------ Documento fuente
Julio de 1981
Superemos nuestros errores
Por Lowell L. Bennion
Hace poco tiempo, un amigo pasó más de una hora y media relatándome que su esposa cometió un grave error hace algunos años, y ahora no hace más que pensar en ello. Ha perdido toda la alegría de vivir, e incluso ha pensado en suicidarse. Todo el potencial maravilloso de este ser humano ha cesado, creando una tragedia para ella y su familia; se siente tan desdichada que hace que la vida sea muy difícil para su esposo y sus amigos.
Los historiadores han dicho que no podemos pelear una guerra desde dos frentes; si lo hacemos, generalmente perdemos. De la misma manera encuentro que es muy difícil librar personalmente en la vida dos batallas al mismo tiempo: la batalla con el mundo exterior y nuestra propia batalla. El que tiene una batalla interna generalmente está menos preparado para librar la batalla contra el mundo. De hecho, la batalla externa está siempre presente, y aprendemos a gozar de la vida cuando reconocemos que la vida en sí es una batalla y que siempre habrá problemas y dificultades que enfrentar. Siempre habrá desilusiones; por lo tanto, tenemos que aprender a disfrutar la batalla, y no la victoria que podríamos obtener.
Todos cometemos errores, algunos de ellos muy graves. Cualquier persona consciente se siente desalentada por sus faltas morales. Si hay otros pecadores en la Iglesia, aparte de mí, a ellos me dirijo, y quiero hacerles algunas sugerencias para que aprendamos juntos la manera de superar nuestras faltas, con el objeto de que éstas no obstaculicen nuestro desarrollo y nos impidan pelear la batalla exterior. He aquí lo que podemos hacer para aprender a vivir con todo el potencial del presente sin arrastrar detrás los errores del ayer.
No nos limpiamos revoleándonos en el fango; es decir, no nos purificamos por el simple hecho de martirizarnos pensando en algo malo que hicimos, aunque ciertamente sí aprendemos de nuestros errores. He llegado a saber que no hay fortaleza en la debilidad; no hay fortaleza en el pecado, y no superamos nuestras faltas atacándolas directamente. Pienso que podríamos perder nuestro deseo de redimimos si pensamos demasiado en nuestros pecados.
La segunda sugerencia que tengo es que debemos darnos cuenta de que no importa lo que hagamos en nuestra vida o lo que hayamos hecho con anterioridad, Dios y Jesucristo nos aman tanto como cuando no habíamos pecado. Ellos no se separan del pecador.
Recuerdo a un misionero recién regresado de la misión que estaba asistiendo al Instituto de Religión cuando yo estaba allí. Este joven había cometido un error muy grave y pensaba que por ello su vida estaba arruinada. Yo le dije: «Dios le ama tanto hoy como le amaba el jueves pasado». Él no podía creerlo, y lloró como un niño cuando se dio cuenta de esta gran verdad. Muchas veces pensamos que Dios nos ama según nuestros méritos, según la forma en que nos hayamos comportado. Pero nada puede estar más lejos de la verdad, porque el amor de Dios no es algo que podemos ganar con méritos. El amor viene de un corazón amante y el amor de Dios es incondicional. Yo sinceramente creo que El ama al peor de nosotros tanto como al mejor de sus hijos. Le hacemos sufrir cuando hacemos algo malo, cuando nos ve destruir nuestras vidas y hacer daño a otras personas.
------------
Tareas>
(A) Copia el fragmento del texto sobre cómo superar los errores comenzando por "Todos cometemos errores, algunos" y siguiendo hasta "errores del ayer.", y sustituye "errores" por "equivocaciones".
(B) Enumera todos los nombres propios de personas, divinidades e instituciones que aparecen en el texto sobre cómo superar los errores.
Los registros no intervienen en esta parte.
------ Registros del conjunto
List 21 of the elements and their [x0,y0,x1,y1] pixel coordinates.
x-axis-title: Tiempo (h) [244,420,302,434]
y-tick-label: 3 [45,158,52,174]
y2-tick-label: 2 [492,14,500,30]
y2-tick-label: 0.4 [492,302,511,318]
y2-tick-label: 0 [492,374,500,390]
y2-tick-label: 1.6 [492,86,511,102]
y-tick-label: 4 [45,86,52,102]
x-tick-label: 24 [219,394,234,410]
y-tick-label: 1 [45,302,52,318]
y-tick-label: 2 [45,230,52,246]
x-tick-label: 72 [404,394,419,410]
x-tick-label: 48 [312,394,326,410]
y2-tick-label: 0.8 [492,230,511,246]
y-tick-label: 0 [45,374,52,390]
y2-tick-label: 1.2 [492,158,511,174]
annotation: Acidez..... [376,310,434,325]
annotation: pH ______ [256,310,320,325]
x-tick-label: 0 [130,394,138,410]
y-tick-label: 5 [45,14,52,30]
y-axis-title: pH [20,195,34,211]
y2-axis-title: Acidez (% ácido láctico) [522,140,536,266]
------------
Respuestas del ejercicio>
(A)
Todos cometemos equivocaciones, algunos de ellos muy graves. Cualquier persona consciente se siente desalentada por sus faltas morales. Si hay otros pecadores en la Iglesia, aparte de mí, a ellos me dirijo, y quiero hacerles algunas sugerencias para que aprendamos juntos la manera de superar nuestras faltas, con el objeto de que éstas no obstaculicen nuestro desarrollo y nos impidan pelear la batalla exterior. He aquí lo que podemos hacer para aprender a vivir con todo el potencial del presente sin arrastrar detrás los equivocaciones del ayer.

(B) Lowell L. Bennion, Iglesia, Dios, Jesucristo, Instituto de Religión